• _Input data_
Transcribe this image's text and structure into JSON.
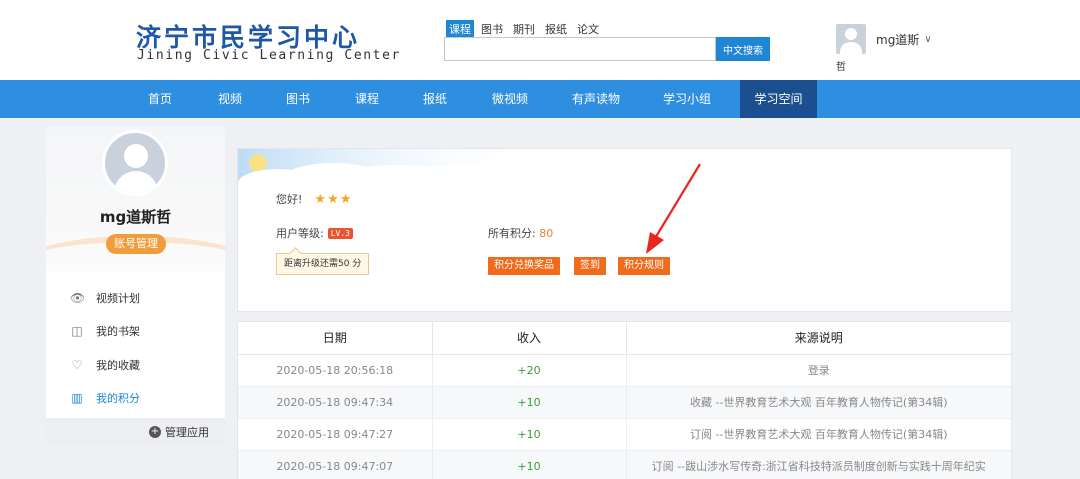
{
  "header": {
    "logo_cn": "济宁市民学习中心",
    "logo_en": "Jining Civic Learning Center",
    "search_tabs": [
      {
        "label": "课程",
        "active": true
      },
      {
        "label": "图书",
        "active": false
      },
      {
        "label": "期刊",
        "active": false
      },
      {
        "label": "报纸",
        "active": false
      },
      {
        "label": "论文",
        "active": false
      }
    ],
    "search_placeholder": "",
    "search_button": "中文搜索",
    "user_name": "mg道斯",
    "user_name_tail": "哲",
    "chevron": "∨"
  },
  "nav": [
    {
      "label": "首页",
      "active": false
    },
    {
      "label": "视频",
      "active": false
    },
    {
      "label": "图书",
      "active": false
    },
    {
      "label": "课程",
      "active": false
    },
    {
      "label": "报纸",
      "active": false
    },
    {
      "label": "微视频",
      "active": false
    },
    {
      "label": "有声读物",
      "active": false
    },
    {
      "label": "学习小组",
      "active": false
    },
    {
      "label": "学习空间",
      "active": true
    }
  ],
  "sidebar": {
    "name": "mg道斯哲",
    "manage_label": "账号管理",
    "items": [
      {
        "label": "视频计划",
        "icon": "eye-icon",
        "glyph": "👁",
        "active": false
      },
      {
        "label": "我的书架",
        "icon": "book-icon",
        "glyph": "◫",
        "active": false
      },
      {
        "label": "我的收藏",
        "icon": "heart-icon",
        "glyph": "♡",
        "active": false
      },
      {
        "label": "我的积分",
        "icon": "chart-icon",
        "glyph": "▥",
        "active": true
      }
    ],
    "manage_app": "管理应用",
    "plus_glyph": "+"
  },
  "points": {
    "greeting": "您好!",
    "stars": "★★★",
    "level_label": "用户等级:",
    "level_badge": "LV.3",
    "upgrade_text": "距离升级还需50 分",
    "total_label": "所有积分:",
    "total_value": "80",
    "buttons": {
      "exchange": "积分兑换奖品",
      "checkin": "签到",
      "rules": "积分规则"
    }
  },
  "table": {
    "headers": [
      "日期",
      "收入",
      "来源说明"
    ],
    "rows": [
      {
        "date": "2020-05-18 20:56:18",
        "income": "+20",
        "source": "登录"
      },
      {
        "date": "2020-05-18 09:47:34",
        "income": "+10",
        "source": "收藏 --世界教育艺术大观 百年教育人物传记(第34辑)"
      },
      {
        "date": "2020-05-18 09:47:27",
        "income": "+10",
        "source": "订阅 --世界教育艺术大观 百年教育人物传记(第34辑)"
      },
      {
        "date": "2020-05-18 09:47:07",
        "income": "+10",
        "source": "订阅 --跋山涉水写传奇:浙江省科技特派员制度创新与实践十周年纪实"
      }
    ]
  }
}
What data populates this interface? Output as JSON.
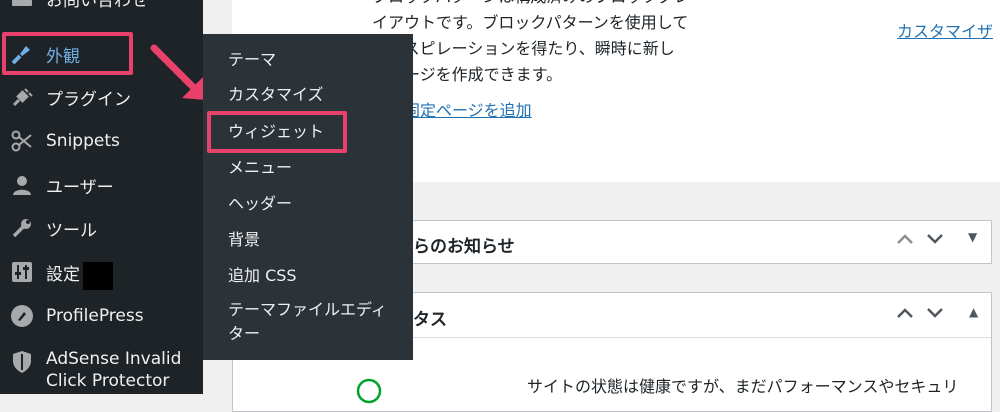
{
  "sidebar": {
    "items": [
      {
        "label": "お問い合わせ",
        "icon": "mail-icon"
      },
      {
        "label": "外観",
        "icon": "appearance-brush-icon"
      },
      {
        "label": "プラグイン",
        "icon": "plugin-icon"
      },
      {
        "label": "Snippets",
        "icon": "scissors-icon"
      },
      {
        "label": "ユーザー",
        "icon": "user-icon"
      },
      {
        "label": "ツール",
        "icon": "wrench-icon"
      },
      {
        "label": "設定",
        "icon": "settings-sliders-icon"
      },
      {
        "label": "ProfilePress",
        "icon": "profilepress-icon"
      },
      {
        "label": "AdSense Invalid Click Protector",
        "label_line1": "AdSense Invalid",
        "label_line2": "Click Protector",
        "icon": "shield-icon"
      }
    ],
    "flyout": [
      {
        "label": "テーマ"
      },
      {
        "label": "カスタマイズ"
      },
      {
        "label": "ウィジェット"
      },
      {
        "label": "メニュー"
      },
      {
        "label": "ヘッダー"
      },
      {
        "label": "背景"
      },
      {
        "label": "追加 CSS"
      },
      {
        "label": "テーマファイルエディター",
        "label_line1": "テーマファイルエディ",
        "label_line2": "ター"
      }
    ]
  },
  "main": {
    "welcome_text": [
      "ブロックパターンは構成済みのブロックグレ",
      "イアウトです。ブロックパターンを使用して",
      "インスピレーションを得たり、瞬時に新し",
      "いページを作成できます。"
    ],
    "add_page_link": "新規固定ページを追加",
    "customizer_link": "カスタマイザ",
    "boxes": [
      {
        "title": "らのお知らせ",
        "toggle": "▼"
      },
      {
        "title": "タス",
        "toggle": "▲"
      }
    ],
    "status_text": "サイトの状態は健康ですが、まだパフォーマンスやセキュリ"
  },
  "colors": {
    "highlight": "#e8416b",
    "sidebar_bg": "#1d2327",
    "flyout_bg": "#2c3338",
    "link": "#2271b1"
  }
}
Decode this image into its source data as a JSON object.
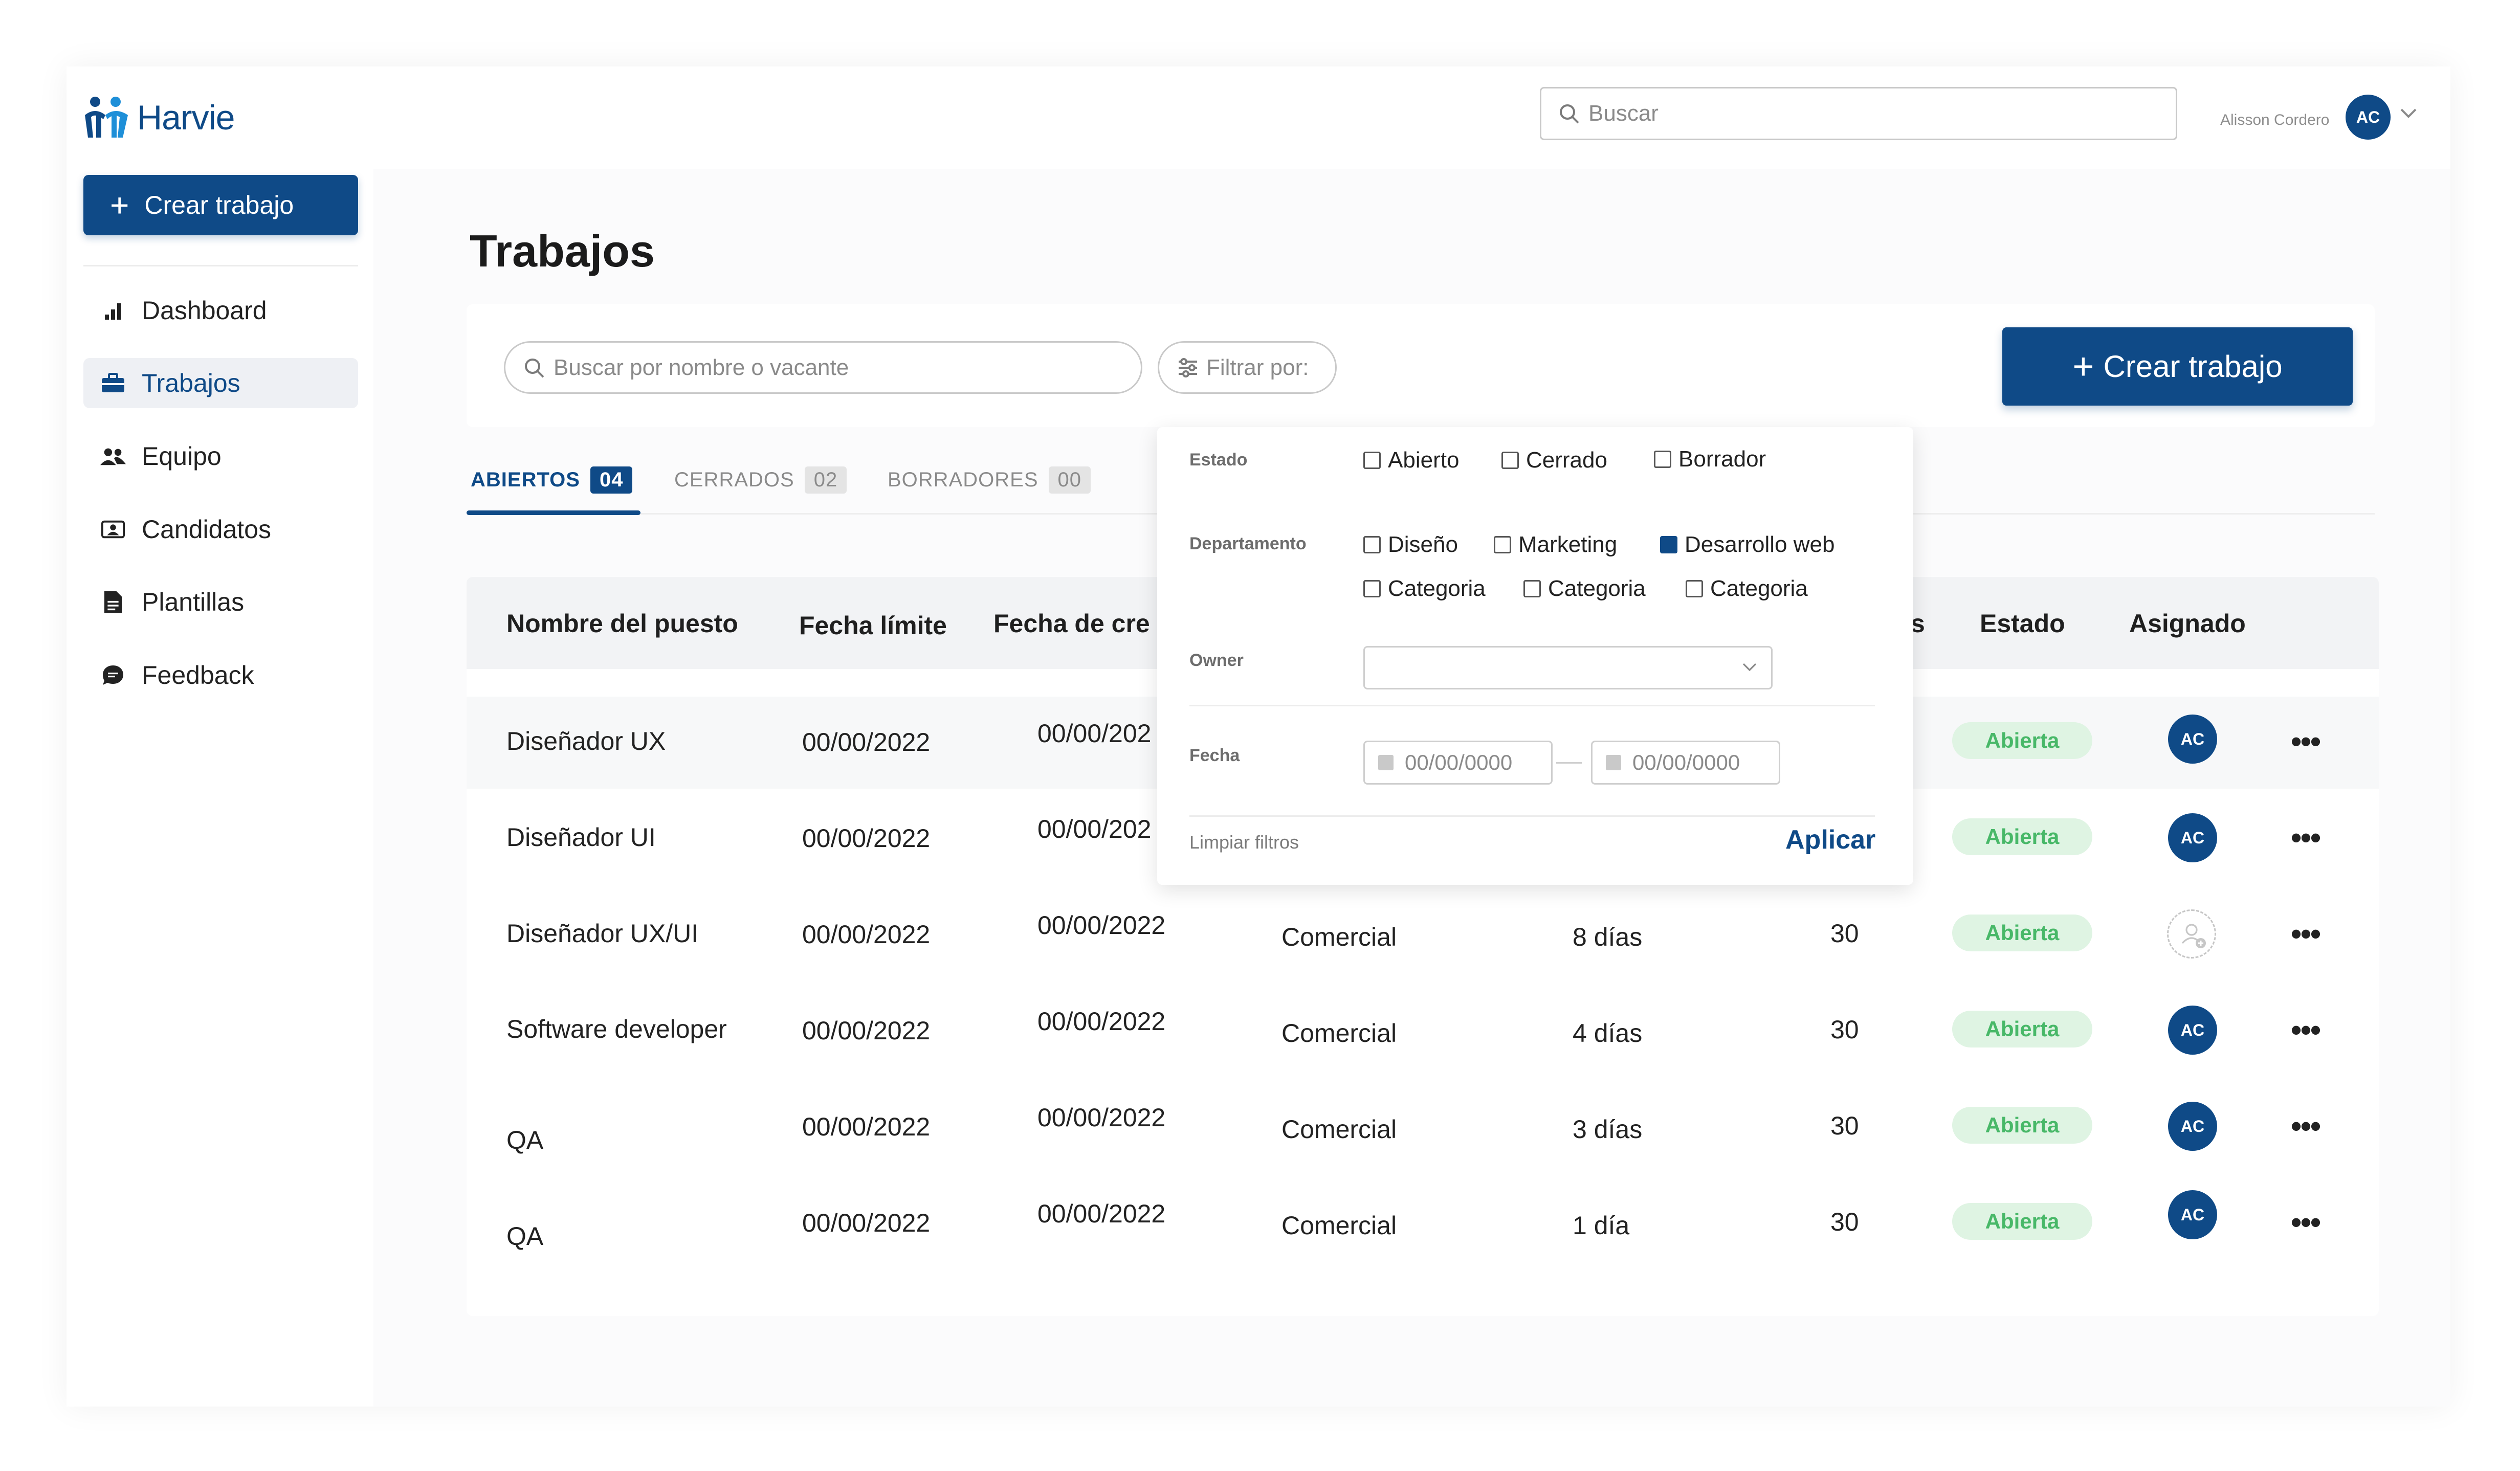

• _Problem description_
Copy out the listing exactly as it stands, but not the pictures.

• _Task output_
Transcribe this image's text and structure into JSON.
{
  "header": {
    "logo_cn": "济宁市民学习中心",
    "logo_en": "Jining Civic Learning Center",
    "search_tabs": [
      {
        "label": "课程",
        "active": true
      },
      {
        "label": "图书",
        "active": false
      },
      {
        "label": "期刊",
        "active": false
      },
      {
        "label": "报纸",
        "active": false
      },
      {
        "label": "论文",
        "active": false
      }
    ],
    "search_placeholder": "",
    "search_button": "中文搜索",
    "user_name": "mg道斯",
    "user_name_tail": "哲",
    "chevron": "∨"
  },
  "nav": [
    {
      "label": "首页",
      "active": false
    },
    {
      "label": "视频",
      "active": false
    },
    {
      "label": "图书",
      "active": false
    },
    {
      "label": "课程",
      "active": false
    },
    {
      "label": "报纸",
      "active": false
    },
    {
      "label": "微视频",
      "active": false
    },
    {
      "label": "有声读物",
      "active": false
    },
    {
      "label": "学习小组",
      "active": false
    },
    {
      "label": "学习空间",
      "active": true
    }
  ],
  "sidebar": {
    "name": "mg道斯哲",
    "manage_label": "账号管理",
    "items": [
      {
        "label": "视频计划",
        "icon": "eye-icon",
        "glyph": "👁",
        "active": false
      },
      {
        "label": "我的书架",
        "icon": "book-icon",
        "glyph": "◫",
        "active": false
      },
      {
        "label": "我的收藏",
        "icon": "heart-icon",
        "glyph": "♡",
        "active": false
      },
      {
        "label": "我的积分",
        "icon": "chart-icon",
        "glyph": "▥",
        "active": true
      }
    ],
    "manage_app": "管理应用",
    "plus_glyph": "+"
  },
  "points": {
    "greeting": "您好!",
    "stars": "★★★",
    "level_label": "用户等级:",
    "level_badge": "LV.3",
    "upgrade_text": "距离升级还需50 分",
    "total_label": "所有积分:",
    "total_value": "80",
    "buttons": {
      "exchange": "积分兑换奖品",
      "checkin": "签到",
      "rules": "积分规则"
    }
  },
  "table": {
    "headers": [
      "日期",
      "收入",
      "来源说明"
    ],
    "rows": [
      {
        "date": "2020-05-18 20:56:18",
        "income": "+20",
        "source": "登录"
      },
      {
        "date": "2020-05-18 09:47:34",
        "income": "+10",
        "source": "收藏 --世界教育艺术大观 百年教育人物传记(第34辑)"
      },
      {
        "date": "2020-05-18 09:47:27",
        "income": "+10",
        "source": "订阅 --世界教育艺术大观 百年教育人物传记(第34辑)"
      },
      {
        "date": "2020-05-18 09:47:07",
        "income": "+10",
        "source": "订阅 --跋山涉水写传奇:浙江省科技特派员制度创新与实践十周年纪实"
      }
    ]
  }
}
What data populates this interface? Output as JSON.
{
  "sidebar": {
    "items": [
      {
        "label": "お問い合わせ",
        "icon": "mail-icon"
      },
      {
        "label": "外観",
        "icon": "appearance-brush-icon"
      },
      {
        "label": "プラグイン",
        "icon": "plugin-icon"
      },
      {
        "label": "Snippets",
        "icon": "scissors-icon"
      },
      {
        "label": "ユーザー",
        "icon": "user-icon"
      },
      {
        "label": "ツール",
        "icon": "wrench-icon"
      },
      {
        "label": "設定",
        "icon": "settings-sliders-icon"
      },
      {
        "label": "ProfilePress",
        "icon": "profilepress-icon"
      },
      {
        "label": "AdSense Invalid Click Protector",
        "label_line1": "AdSense Invalid",
        "label_line2": "Click Protector",
        "icon": "shield-icon"
      }
    ],
    "flyout": [
      {
        "label": "テーマ"
      },
      {
        "label": "カスタマイズ"
      },
      {
        "label": "ウィジェット"
      },
      {
        "label": "メニュー"
      },
      {
        "label": "ヘッダー"
      },
      {
        "label": "背景"
      },
      {
        "label": "追加 CSS"
      },
      {
        "label": "テーマファイルエディター",
        "label_line1": "テーマファイルエディ",
        "label_line2": "ター"
      }
    ]
  },
  "main": {
    "welcome_text": [
      "ブロックパターンは構成済みのブロックグレ",
      "イアウトです。ブロックパターンを使用して",
      "インスピレーションを得たり、瞬時に新し",
      "いページを作成できます。"
    ],
    "add_page_link": "新規固定ページを追加",
    "customizer_link": "カスタマイザ",
    "boxes": [
      {
        "title": "らのお知らせ",
        "toggle": "▼"
      },
      {
        "title": "タス",
        "toggle": "▲"
      }
    ],
    "status_text": "サイトの状態は健康ですが、まだパフォーマンスやセキュリ"
  },
  "colors": {
    "highlight": "#e8416b",
    "sidebar_bg": "#1d2327",
    "flyout_bg": "#2c3338",
    "link": "#2271b1"
  }
}
Decode this image into its source data as a JSON object.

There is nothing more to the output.